Given task >> Copy each line below that includes "JSON".
• • • • •
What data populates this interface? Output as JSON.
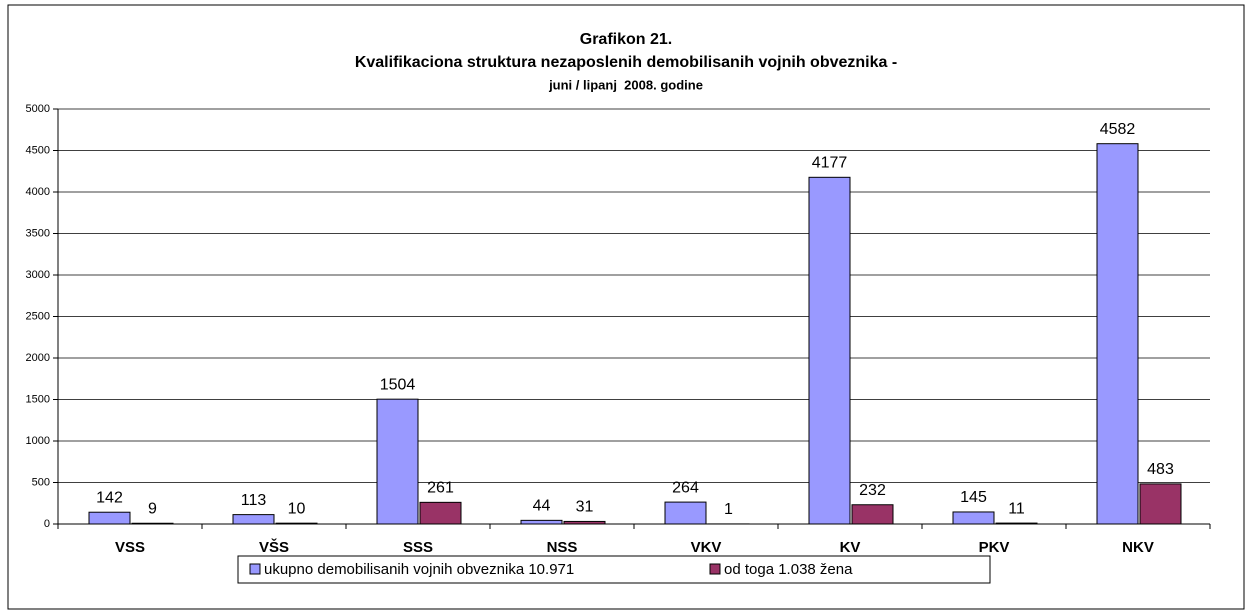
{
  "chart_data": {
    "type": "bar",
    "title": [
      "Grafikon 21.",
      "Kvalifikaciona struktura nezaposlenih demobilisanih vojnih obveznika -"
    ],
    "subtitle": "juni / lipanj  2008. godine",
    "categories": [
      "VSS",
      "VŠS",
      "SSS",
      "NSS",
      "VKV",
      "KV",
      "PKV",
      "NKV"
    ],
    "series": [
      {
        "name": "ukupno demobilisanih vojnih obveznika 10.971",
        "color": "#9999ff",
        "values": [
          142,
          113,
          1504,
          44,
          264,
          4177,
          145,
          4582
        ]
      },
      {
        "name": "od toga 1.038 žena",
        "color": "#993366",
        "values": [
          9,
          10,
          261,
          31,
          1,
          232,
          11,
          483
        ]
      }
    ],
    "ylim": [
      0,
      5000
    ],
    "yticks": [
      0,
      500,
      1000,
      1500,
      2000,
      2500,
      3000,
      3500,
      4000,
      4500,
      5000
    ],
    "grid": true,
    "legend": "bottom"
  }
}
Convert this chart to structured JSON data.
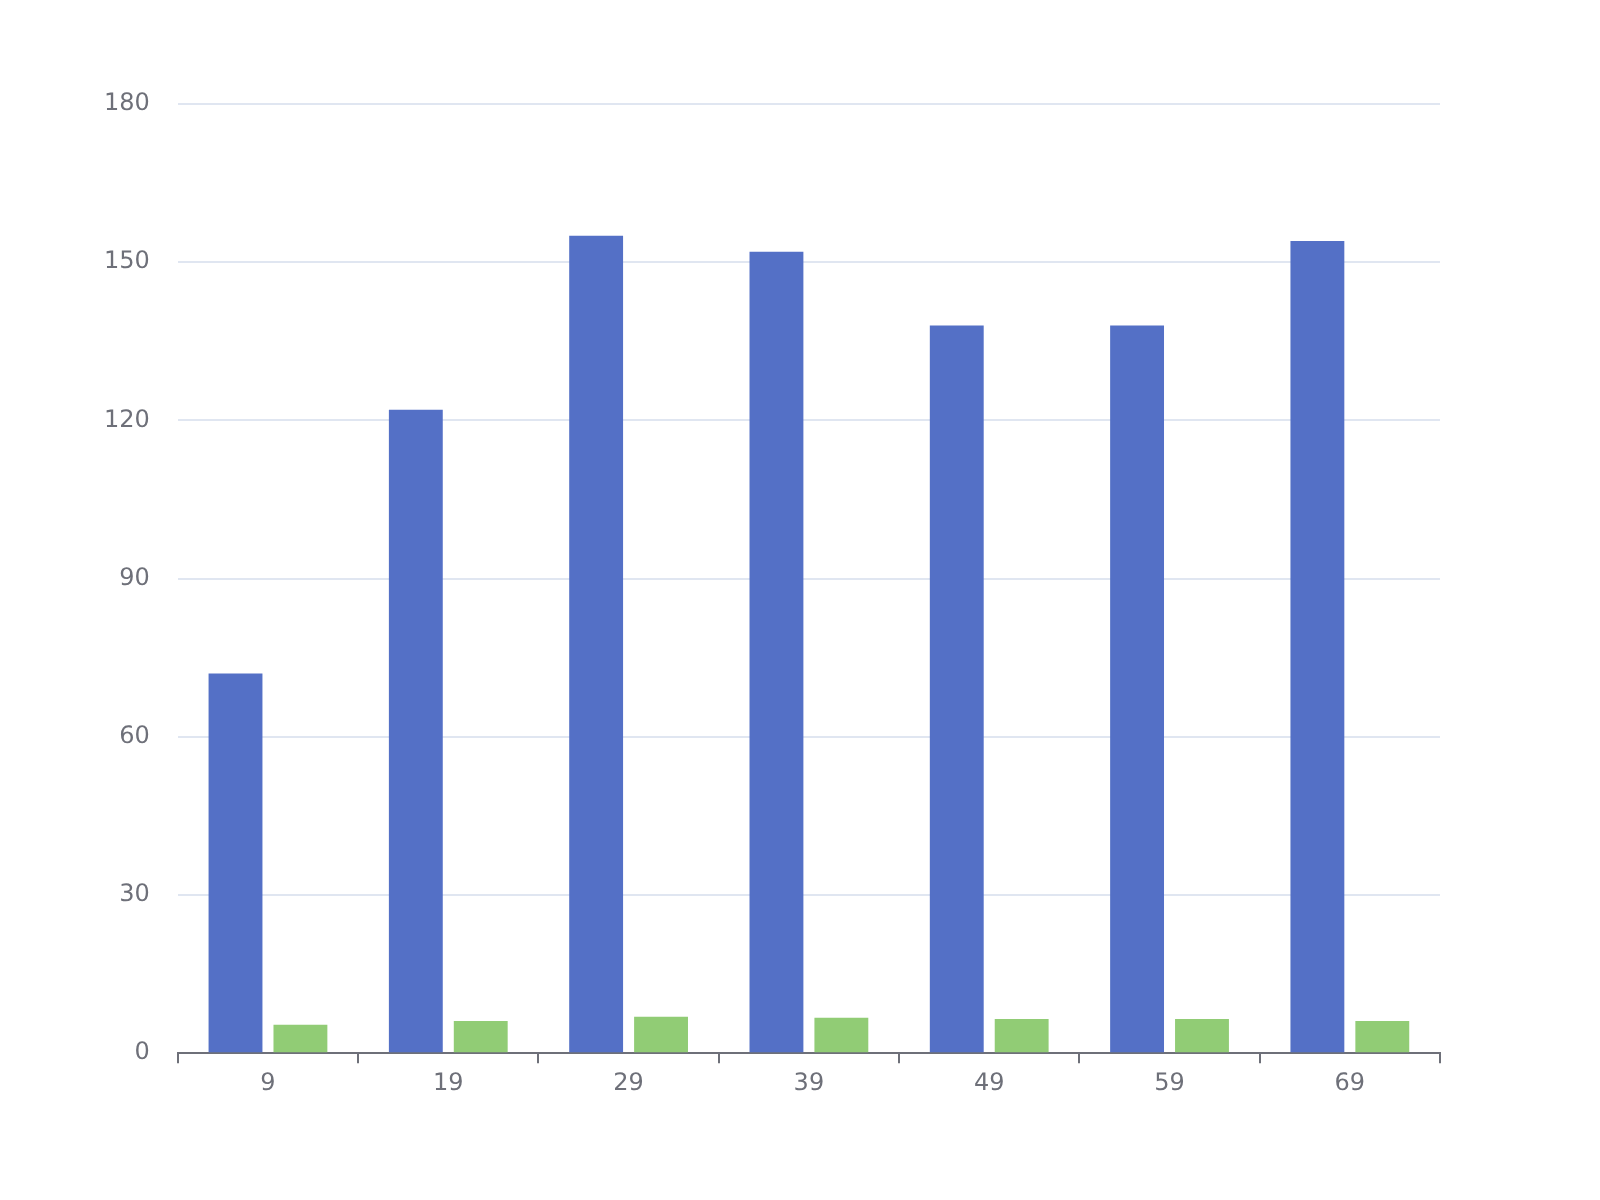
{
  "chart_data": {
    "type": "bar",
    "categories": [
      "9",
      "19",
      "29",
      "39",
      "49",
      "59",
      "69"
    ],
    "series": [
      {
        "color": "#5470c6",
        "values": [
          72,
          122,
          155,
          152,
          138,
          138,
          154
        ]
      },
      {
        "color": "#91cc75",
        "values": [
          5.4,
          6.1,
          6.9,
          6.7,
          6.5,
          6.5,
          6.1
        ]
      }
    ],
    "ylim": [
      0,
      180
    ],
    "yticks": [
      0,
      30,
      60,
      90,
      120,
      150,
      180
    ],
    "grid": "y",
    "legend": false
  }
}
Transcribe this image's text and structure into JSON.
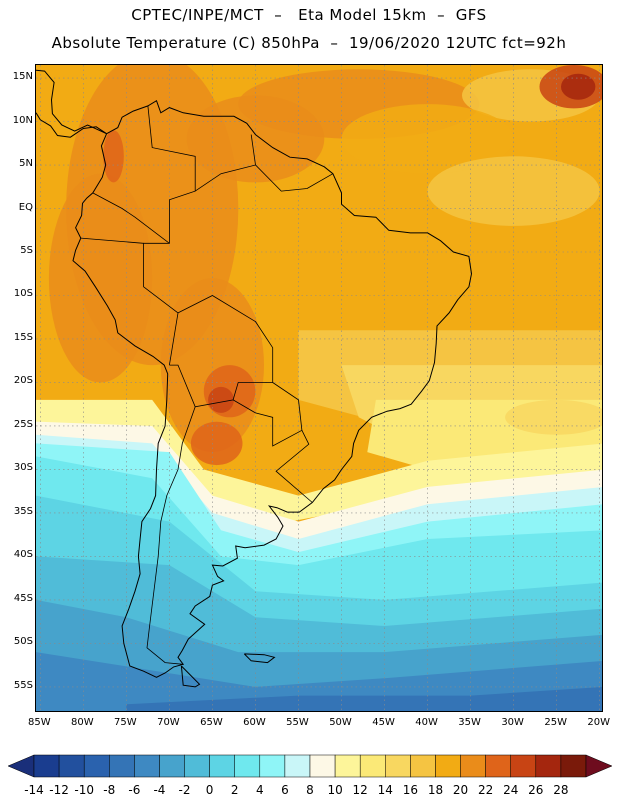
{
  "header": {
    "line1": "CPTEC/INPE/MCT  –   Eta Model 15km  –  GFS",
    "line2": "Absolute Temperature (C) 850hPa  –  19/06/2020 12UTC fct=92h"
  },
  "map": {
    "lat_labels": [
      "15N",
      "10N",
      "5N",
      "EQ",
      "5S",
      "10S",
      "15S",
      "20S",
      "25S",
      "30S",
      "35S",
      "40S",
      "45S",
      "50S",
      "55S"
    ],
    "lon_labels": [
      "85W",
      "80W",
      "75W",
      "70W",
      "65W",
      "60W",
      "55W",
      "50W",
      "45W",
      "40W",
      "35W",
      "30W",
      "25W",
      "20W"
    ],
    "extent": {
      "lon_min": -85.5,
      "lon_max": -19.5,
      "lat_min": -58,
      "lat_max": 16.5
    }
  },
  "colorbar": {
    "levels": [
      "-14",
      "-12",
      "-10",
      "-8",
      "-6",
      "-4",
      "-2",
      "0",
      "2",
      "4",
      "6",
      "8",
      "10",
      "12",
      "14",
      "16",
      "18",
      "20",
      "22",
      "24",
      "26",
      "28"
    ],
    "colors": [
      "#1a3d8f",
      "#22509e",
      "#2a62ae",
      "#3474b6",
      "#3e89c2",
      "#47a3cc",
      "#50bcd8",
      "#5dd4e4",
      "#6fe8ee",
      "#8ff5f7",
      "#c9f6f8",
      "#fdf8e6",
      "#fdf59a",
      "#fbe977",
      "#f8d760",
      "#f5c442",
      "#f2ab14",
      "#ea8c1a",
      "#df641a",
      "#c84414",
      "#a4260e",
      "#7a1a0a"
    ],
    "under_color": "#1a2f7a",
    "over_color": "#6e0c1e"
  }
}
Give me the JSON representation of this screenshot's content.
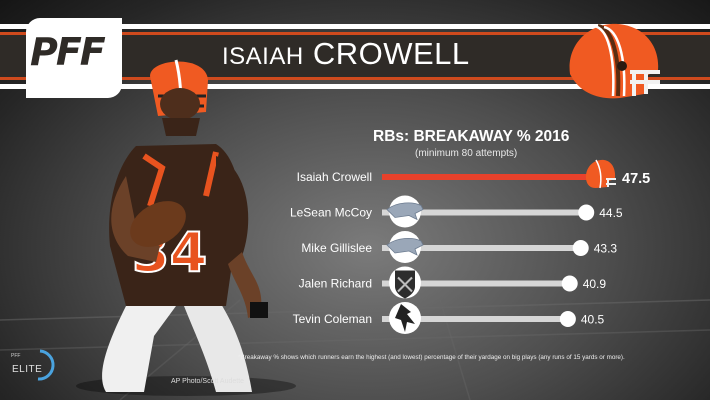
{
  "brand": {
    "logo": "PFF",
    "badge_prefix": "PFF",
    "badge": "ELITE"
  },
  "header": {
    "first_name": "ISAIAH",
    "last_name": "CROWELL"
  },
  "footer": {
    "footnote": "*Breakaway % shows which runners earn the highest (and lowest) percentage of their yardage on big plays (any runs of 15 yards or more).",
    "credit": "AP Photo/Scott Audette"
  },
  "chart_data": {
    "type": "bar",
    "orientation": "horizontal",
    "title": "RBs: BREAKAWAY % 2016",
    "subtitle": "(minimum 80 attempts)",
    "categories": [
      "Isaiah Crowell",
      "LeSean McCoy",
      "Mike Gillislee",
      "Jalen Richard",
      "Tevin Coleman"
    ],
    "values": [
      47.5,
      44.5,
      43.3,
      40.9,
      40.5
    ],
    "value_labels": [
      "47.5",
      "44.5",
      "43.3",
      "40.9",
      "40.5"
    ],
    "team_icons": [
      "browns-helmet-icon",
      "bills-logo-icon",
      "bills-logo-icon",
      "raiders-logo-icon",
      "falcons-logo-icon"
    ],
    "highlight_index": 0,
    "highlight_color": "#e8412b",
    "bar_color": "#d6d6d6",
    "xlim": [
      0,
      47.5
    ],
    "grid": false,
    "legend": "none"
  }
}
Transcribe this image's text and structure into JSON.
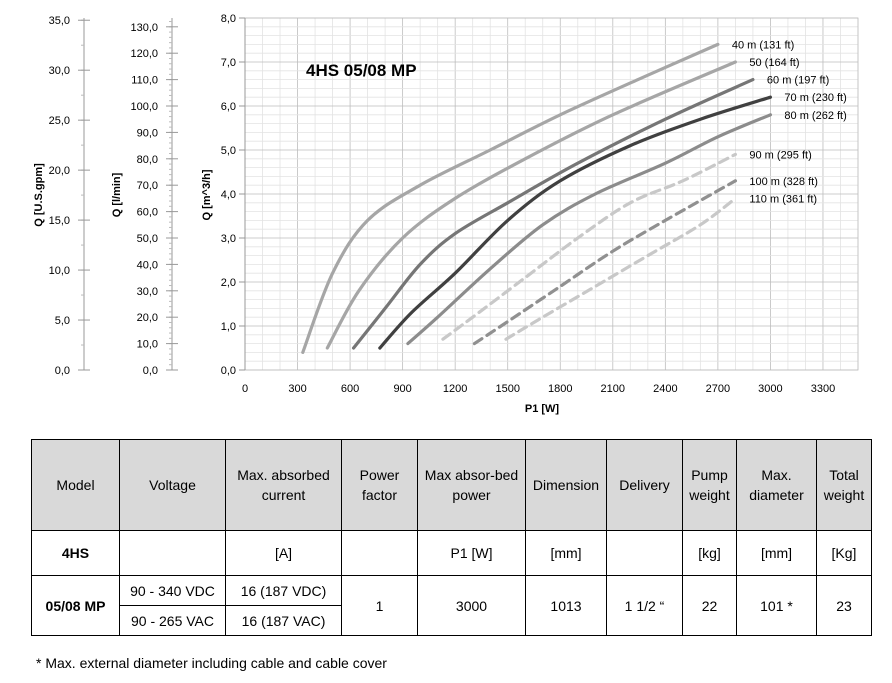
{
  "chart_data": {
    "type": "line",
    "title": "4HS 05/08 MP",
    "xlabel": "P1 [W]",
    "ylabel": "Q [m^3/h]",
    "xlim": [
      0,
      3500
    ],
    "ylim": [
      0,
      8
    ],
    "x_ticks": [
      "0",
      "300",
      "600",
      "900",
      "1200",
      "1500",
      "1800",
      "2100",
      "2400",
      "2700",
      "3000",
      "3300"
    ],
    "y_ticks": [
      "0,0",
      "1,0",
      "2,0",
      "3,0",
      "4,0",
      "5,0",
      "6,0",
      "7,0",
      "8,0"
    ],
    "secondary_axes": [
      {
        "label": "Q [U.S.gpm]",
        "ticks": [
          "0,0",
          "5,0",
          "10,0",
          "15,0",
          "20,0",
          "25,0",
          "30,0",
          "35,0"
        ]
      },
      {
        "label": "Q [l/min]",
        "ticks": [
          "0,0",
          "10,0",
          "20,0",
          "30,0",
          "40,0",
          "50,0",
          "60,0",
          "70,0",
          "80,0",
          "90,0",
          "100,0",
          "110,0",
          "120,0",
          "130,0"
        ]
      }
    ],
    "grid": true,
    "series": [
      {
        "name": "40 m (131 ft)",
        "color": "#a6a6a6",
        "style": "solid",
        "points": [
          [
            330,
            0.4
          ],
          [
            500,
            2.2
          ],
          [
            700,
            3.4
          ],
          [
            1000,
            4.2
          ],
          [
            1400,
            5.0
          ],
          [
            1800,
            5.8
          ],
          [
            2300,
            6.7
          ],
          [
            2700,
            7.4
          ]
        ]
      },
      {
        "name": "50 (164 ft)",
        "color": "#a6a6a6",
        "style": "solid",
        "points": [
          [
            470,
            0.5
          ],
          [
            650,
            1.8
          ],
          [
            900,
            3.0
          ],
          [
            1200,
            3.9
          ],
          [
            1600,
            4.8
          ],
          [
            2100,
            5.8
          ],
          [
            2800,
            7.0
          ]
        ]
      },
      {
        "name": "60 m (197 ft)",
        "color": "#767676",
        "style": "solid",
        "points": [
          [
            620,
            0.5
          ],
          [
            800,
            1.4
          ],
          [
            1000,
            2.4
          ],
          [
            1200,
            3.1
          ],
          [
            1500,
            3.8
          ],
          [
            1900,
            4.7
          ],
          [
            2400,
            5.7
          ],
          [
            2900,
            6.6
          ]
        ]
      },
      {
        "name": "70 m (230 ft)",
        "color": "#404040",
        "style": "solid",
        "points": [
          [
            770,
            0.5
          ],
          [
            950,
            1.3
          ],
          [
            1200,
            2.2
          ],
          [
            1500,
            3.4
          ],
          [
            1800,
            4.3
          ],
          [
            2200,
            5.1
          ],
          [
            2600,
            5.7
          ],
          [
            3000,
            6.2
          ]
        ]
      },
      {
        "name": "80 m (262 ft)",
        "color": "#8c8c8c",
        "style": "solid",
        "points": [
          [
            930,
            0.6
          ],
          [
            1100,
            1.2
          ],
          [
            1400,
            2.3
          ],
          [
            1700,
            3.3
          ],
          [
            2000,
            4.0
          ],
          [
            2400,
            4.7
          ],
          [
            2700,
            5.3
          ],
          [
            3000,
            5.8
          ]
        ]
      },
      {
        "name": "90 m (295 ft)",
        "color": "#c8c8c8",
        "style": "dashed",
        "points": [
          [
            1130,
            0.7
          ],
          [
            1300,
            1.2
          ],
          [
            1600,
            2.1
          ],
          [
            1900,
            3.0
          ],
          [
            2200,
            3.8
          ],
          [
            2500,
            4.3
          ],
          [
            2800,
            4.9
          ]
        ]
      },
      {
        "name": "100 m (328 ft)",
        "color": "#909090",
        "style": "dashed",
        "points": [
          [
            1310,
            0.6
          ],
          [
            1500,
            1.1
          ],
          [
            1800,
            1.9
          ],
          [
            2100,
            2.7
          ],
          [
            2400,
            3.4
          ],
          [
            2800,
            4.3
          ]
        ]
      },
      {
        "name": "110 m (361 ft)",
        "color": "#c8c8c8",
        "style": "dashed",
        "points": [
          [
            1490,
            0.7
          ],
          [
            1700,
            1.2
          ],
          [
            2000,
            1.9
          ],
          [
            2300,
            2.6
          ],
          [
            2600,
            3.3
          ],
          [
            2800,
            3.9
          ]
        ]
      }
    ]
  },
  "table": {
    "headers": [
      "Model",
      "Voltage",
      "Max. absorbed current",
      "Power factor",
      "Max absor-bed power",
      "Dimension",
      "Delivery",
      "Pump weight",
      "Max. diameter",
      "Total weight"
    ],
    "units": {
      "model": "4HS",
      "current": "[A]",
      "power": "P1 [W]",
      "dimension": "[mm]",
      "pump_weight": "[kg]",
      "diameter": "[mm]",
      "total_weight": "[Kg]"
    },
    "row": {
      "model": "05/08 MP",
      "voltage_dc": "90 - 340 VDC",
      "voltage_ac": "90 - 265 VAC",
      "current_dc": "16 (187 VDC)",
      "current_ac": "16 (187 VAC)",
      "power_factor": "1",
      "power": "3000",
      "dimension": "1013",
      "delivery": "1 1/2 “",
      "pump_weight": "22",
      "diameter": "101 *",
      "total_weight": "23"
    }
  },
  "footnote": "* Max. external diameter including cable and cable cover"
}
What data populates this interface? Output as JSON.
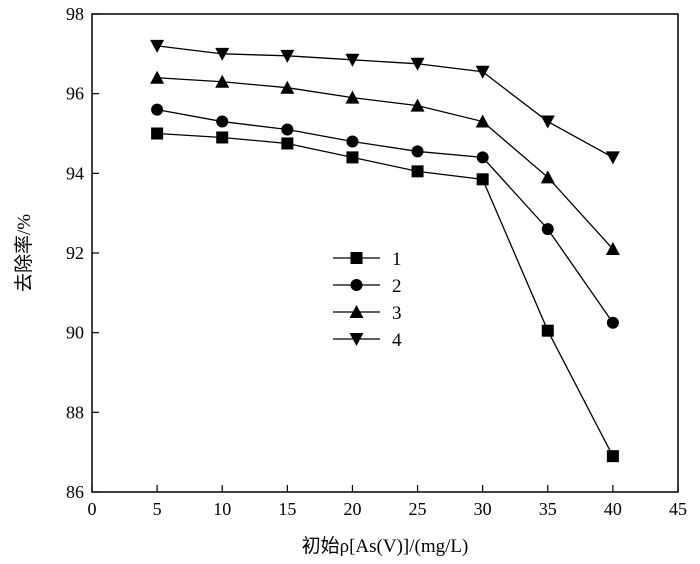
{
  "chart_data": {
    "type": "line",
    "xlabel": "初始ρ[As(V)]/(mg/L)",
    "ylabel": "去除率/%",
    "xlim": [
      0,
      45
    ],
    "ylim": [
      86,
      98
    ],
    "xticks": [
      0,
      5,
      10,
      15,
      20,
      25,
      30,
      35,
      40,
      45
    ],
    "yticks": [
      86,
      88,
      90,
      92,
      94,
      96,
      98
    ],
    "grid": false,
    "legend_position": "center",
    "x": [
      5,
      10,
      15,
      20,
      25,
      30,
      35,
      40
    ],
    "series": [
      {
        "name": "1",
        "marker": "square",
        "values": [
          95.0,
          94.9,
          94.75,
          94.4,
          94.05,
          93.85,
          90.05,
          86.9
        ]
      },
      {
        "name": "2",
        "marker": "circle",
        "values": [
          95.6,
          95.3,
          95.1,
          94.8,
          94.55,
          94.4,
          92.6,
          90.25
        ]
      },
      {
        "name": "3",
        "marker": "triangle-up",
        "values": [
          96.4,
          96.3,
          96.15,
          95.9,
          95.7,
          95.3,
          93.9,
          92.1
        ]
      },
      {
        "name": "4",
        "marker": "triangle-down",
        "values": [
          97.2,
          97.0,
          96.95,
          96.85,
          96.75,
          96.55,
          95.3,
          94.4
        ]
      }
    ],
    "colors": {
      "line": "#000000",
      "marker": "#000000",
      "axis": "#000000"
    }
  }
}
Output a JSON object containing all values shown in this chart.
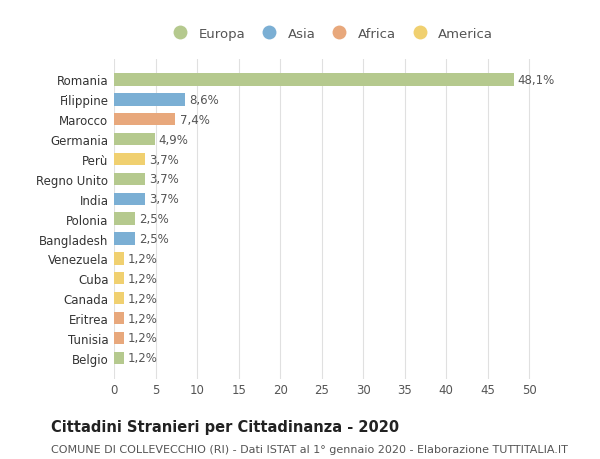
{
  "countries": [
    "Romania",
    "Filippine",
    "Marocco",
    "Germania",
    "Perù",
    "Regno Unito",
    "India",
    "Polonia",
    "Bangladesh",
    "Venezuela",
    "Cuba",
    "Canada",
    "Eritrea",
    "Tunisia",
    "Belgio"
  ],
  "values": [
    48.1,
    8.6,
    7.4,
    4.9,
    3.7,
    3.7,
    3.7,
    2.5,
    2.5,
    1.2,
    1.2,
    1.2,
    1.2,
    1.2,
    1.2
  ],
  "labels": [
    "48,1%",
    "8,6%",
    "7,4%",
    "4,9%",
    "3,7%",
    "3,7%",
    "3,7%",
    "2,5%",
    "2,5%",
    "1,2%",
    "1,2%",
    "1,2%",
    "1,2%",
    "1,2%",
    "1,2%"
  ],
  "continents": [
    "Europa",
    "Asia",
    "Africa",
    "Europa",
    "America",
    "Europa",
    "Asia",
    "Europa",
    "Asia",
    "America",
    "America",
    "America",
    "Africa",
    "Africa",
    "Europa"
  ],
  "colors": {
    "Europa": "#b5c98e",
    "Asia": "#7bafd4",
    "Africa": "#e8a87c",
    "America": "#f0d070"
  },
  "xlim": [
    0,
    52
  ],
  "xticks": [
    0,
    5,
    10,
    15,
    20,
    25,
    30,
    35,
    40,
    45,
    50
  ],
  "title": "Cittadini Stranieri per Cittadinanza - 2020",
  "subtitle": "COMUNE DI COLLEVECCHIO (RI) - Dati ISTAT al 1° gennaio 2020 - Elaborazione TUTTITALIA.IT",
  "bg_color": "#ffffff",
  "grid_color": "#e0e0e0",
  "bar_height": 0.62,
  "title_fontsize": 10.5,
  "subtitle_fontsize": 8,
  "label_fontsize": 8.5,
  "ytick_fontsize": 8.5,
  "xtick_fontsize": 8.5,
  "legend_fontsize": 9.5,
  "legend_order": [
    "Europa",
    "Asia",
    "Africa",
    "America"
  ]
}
• • • • •
Reply to the exercise >>
What data populates this interface? Output as JSON.
Convert this chart to structured JSON data.
Transcribe this image's text and structure into JSON.
Give me the JSON representation of this screenshot's content.
Transcribe this image's text and structure into JSON.
What data populates this interface? Output as JSON.
Output a JSON object containing all values shown in this chart.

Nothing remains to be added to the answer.